>> Begin Extract to read

Can this be solved by enabling the license magic for the Jenkins jobs?

I also think the default should be off for better local development
experience.

On Tue, Apr 28, 2020 at 3:05 PM Hannah Jiang <[email protected]> wrote:

> We need to make sure the release images contains licenses/notices in order
> to avoid potential legal issues. The purpose of setting the default to pull
> is checking PRs which introduce new dependencies include thier licenses as
> well, in a way of auto pulling or tool pulling, to make sure all licenses
> are included when we create release images. If setting default to skip, we
> only check licenses when we create release images and may see many issues
> with the licenses, and the release would be delayed, maybe a lot.
>
>
> On Tue, Apr 28, 2020 at 2:50 PM Kyle Weaver <[email protected]> wrote:
>
>> The different modes make sense. One disagreement: I think the default
>> should be skip. I imagine few users would want to put licenses in their own
>> images.
>>
>> On Tue, Apr 28, 2020 at 5:36 PM Hannah Jiang <[email protected]>
>> wrote:
>>
>>> The above 1,2,3,4 are merged to master.
>>> Here I would like to change behaviors with *docker-pull-licenses* tag
>>> and would like to collect feedbacks from community before finalizing my PR.

>> End Extract to read

### Written request
Rewrite everything from "I also think" down to "maybe a lot." in the license thread, with "release images" changed to "published images". The entries have nothing to do with this.

>> Begin Extracted information

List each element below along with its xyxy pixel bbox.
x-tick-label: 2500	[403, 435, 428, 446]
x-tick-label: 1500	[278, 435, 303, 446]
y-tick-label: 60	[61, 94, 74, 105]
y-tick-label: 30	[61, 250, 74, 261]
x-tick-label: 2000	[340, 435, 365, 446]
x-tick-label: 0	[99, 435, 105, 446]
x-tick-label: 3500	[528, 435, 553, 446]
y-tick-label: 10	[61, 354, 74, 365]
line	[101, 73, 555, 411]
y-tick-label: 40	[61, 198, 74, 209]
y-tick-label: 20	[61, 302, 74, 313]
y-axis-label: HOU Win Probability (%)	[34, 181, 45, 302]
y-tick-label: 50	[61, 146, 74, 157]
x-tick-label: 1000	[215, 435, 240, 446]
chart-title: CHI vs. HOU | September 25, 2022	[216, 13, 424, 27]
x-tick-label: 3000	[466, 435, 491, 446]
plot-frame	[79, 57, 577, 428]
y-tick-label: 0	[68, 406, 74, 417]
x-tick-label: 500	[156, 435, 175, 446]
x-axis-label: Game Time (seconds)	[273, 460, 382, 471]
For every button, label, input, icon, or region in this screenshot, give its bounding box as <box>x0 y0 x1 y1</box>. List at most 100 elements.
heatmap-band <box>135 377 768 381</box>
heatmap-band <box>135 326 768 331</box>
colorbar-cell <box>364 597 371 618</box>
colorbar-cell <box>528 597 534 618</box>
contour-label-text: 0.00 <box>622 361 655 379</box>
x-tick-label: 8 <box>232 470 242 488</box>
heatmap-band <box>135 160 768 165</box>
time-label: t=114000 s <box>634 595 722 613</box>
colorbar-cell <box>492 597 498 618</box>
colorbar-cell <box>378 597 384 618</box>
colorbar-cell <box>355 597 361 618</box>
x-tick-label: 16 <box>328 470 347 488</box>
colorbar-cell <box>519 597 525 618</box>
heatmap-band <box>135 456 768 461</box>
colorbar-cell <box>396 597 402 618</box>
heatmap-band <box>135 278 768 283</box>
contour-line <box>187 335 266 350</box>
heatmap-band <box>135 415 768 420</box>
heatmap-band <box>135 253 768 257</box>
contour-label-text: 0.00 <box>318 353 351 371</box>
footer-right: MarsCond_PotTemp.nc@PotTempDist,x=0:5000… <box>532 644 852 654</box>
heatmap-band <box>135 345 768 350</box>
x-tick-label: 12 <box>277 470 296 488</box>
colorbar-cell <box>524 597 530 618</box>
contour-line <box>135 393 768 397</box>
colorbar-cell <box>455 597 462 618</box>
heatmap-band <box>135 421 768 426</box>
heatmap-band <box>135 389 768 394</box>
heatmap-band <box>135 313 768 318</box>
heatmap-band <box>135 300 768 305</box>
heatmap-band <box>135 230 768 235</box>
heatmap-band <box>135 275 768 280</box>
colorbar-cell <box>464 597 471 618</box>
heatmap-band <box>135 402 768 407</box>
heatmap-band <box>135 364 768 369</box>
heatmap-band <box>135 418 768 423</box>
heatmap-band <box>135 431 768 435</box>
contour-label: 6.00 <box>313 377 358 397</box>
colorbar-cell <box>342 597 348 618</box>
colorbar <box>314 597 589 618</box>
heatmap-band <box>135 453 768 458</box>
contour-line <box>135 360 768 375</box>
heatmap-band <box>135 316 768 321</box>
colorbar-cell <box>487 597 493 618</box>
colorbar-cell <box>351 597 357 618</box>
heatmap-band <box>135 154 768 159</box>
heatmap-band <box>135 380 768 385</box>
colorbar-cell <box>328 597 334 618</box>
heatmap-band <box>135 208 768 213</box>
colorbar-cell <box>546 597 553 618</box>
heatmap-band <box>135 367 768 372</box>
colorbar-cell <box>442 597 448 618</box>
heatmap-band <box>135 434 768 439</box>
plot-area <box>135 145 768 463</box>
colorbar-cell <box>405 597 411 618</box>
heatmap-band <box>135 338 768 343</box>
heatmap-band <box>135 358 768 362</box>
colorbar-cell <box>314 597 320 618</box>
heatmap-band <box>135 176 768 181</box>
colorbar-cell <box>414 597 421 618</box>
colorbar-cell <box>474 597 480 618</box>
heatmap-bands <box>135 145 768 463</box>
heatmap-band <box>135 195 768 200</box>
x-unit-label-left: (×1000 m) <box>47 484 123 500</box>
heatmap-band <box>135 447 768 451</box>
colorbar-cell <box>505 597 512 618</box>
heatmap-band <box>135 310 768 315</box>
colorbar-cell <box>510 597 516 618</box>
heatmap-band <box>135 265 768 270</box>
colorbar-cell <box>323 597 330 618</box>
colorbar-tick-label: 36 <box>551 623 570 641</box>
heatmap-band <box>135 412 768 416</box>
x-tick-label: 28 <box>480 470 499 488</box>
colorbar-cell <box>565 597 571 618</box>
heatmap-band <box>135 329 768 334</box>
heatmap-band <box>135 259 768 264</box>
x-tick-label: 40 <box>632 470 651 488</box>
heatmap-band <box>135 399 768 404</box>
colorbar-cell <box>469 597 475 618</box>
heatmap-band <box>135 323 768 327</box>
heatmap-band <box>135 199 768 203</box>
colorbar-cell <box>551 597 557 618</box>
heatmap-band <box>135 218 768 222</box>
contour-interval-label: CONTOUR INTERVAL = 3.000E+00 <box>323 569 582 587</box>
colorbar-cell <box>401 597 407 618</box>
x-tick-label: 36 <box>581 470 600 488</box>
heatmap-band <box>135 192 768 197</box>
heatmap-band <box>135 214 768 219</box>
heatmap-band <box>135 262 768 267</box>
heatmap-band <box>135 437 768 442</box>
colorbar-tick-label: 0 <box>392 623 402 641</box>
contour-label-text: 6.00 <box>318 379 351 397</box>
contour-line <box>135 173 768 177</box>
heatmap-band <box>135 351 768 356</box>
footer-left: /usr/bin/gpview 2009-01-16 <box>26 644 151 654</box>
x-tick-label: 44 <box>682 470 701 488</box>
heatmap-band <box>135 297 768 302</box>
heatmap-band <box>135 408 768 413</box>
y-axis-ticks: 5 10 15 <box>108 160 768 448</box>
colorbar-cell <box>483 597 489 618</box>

>> End Extracted information

### Exercise response
I also think the default should be off for better local development
experience.

On Tue, Apr 28, 2020 at 3:05 PM Hannah Jiang <[email protected]> wrote:

> We need to make sure the published images contains licenses/notices in order
> to avoid potential legal issues. The purpose of setting the default to pull
> is checking PRs which introduce new dependencies include thier licenses as
> well, in a way of auto pulling or tool pulling, to make sure all licenses
> are included when we create published images. If setting default to skip, we
> only check licenses when we create published images and may see many issues
> with the licenses, and the release would be delayed, maybe a lot.